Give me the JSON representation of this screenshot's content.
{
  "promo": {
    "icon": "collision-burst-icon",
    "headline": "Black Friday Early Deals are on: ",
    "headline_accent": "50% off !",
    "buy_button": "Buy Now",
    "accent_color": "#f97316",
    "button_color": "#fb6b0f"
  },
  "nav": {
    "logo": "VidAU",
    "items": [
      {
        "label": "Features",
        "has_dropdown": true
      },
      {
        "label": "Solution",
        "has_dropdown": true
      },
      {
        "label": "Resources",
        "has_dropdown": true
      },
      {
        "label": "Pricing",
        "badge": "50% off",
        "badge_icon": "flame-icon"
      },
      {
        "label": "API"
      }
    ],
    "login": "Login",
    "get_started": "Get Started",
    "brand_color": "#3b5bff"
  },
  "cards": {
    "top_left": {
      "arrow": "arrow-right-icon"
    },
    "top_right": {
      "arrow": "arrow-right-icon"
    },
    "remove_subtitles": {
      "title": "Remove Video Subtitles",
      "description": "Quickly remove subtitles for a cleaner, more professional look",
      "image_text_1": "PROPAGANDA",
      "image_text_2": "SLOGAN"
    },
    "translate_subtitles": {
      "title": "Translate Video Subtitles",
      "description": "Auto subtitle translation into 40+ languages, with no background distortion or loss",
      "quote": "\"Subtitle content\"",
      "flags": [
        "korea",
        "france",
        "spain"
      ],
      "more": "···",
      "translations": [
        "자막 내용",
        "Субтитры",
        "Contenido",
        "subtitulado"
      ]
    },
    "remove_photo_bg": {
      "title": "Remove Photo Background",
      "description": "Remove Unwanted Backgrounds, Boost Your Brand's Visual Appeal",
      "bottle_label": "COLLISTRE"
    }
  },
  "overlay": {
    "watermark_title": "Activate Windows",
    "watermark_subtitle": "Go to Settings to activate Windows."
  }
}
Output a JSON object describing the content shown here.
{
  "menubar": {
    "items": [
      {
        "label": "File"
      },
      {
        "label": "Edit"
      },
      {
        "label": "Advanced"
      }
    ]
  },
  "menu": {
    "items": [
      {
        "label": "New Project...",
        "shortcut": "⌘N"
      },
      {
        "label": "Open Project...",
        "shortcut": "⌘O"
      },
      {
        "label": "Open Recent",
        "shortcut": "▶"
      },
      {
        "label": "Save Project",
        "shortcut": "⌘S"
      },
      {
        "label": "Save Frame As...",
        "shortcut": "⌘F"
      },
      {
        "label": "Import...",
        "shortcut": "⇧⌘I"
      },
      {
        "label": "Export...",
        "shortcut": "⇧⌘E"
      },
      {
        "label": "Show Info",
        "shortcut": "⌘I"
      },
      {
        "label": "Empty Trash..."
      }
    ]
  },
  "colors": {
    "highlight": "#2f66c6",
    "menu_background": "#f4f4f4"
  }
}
· · · · · · ·
● **PROBLEM REQUIREMENTS**: Extract the complete listing above, reproducing each line exactly.

● **TASK OUTPUT**:
Give me the JSON representation of this screenshot's content.
{
  "promo": {
    "icon": "collision-burst-icon",
    "headline": "Black Friday Early Deals are on: ",
    "headline_accent": "50% off !",
    "buy_button": "Buy Now",
    "accent_color": "#f97316",
    "button_color": "#fb6b0f"
  },
  "nav": {
    "logo": "VidAU",
    "items": [
      {
        "label": "Features",
        "has_dropdown": true
      },
      {
        "label": "Solution",
        "has_dropdown": true
      },
      {
        "label": "Resources",
        "has_dropdown": true
      },
      {
        "label": "Pricing",
        "badge": "50% off",
        "badge_icon": "flame-icon"
      },
      {
        "label": "API"
      }
    ],
    "login": "Login",
    "get_started": "Get Started",
    "brand_color": "#3b5bff"
  },
  "cards": {
    "top_left": {
      "arrow": "arrow-right-icon"
    },
    "top_right": {
      "arrow": "arrow-right-icon"
    },
    "remove_subtitles": {
      "title": "Remove Video Subtitles",
      "description": "Quickly remove subtitles for a cleaner, more professional look",
      "image_text_1": "PROPAGANDA",
      "image_text_2": "SLOGAN"
    },
    "translate_subtitles": {
      "title": "Translate Video Subtitles",
      "description": "Auto subtitle translation into 40+ languages, with no background distortion or loss",
      "quote": "\"Subtitle content\"",
      "flags": [
        "korea",
        "france",
        "spain"
      ],
      "more": "···",
      "translations": [
        "자막 내용",
        "Субтитры",
        "Contenido",
        "subtitulado"
      ]
    },
    "remove_photo_bg": {
      "title": "Remove Photo Background",
      "description": "Remove Unwanted Backgrounds, Boost Your Brand's Visual Appeal",
      "bottle_label": "COLLISTRE"
    }
  },
  "overlay": {
    "watermark_title": "Activate Windows",
    "watermark_subtitle": "Go to Settings to activate Windows."
  }
}
Output a JSON object describing the content shown here.
{
  "menubar": {
    "items": [
      {
        "label": "File"
      },
      {
        "label": "Edit"
      },
      {
        "label": "Advanced"
      }
    ]
  },
  "menu": {
    "items": [
      {
        "label": "New Project...",
        "shortcut": "⌘N"
      },
      {
        "label": "Open Project...",
        "shortcut": "⌘O"
      },
      {
        "label": "Open Recent",
        "shortcut": "▶"
      },
      {
        "label": "Save Project",
        "shortcut": "⌘S"
      },
      {
        "label": "Save Frame As...",
        "shortcut": "⌘F"
      },
      {
        "label": "Import...",
        "shortcut": "⇧⌘I"
      },
      {
        "label": "Export...",
        "shortcut": "⇧⌘E"
      },
      {
        "label": "Show Info",
        "shortcut": "⌘I"
      },
      {
        "label": "Empty Trash..."
      }
    ]
  },
  "colors": {
    "highlight": "#2f66c6",
    "menu_background": "#f4f4f4"
  }
}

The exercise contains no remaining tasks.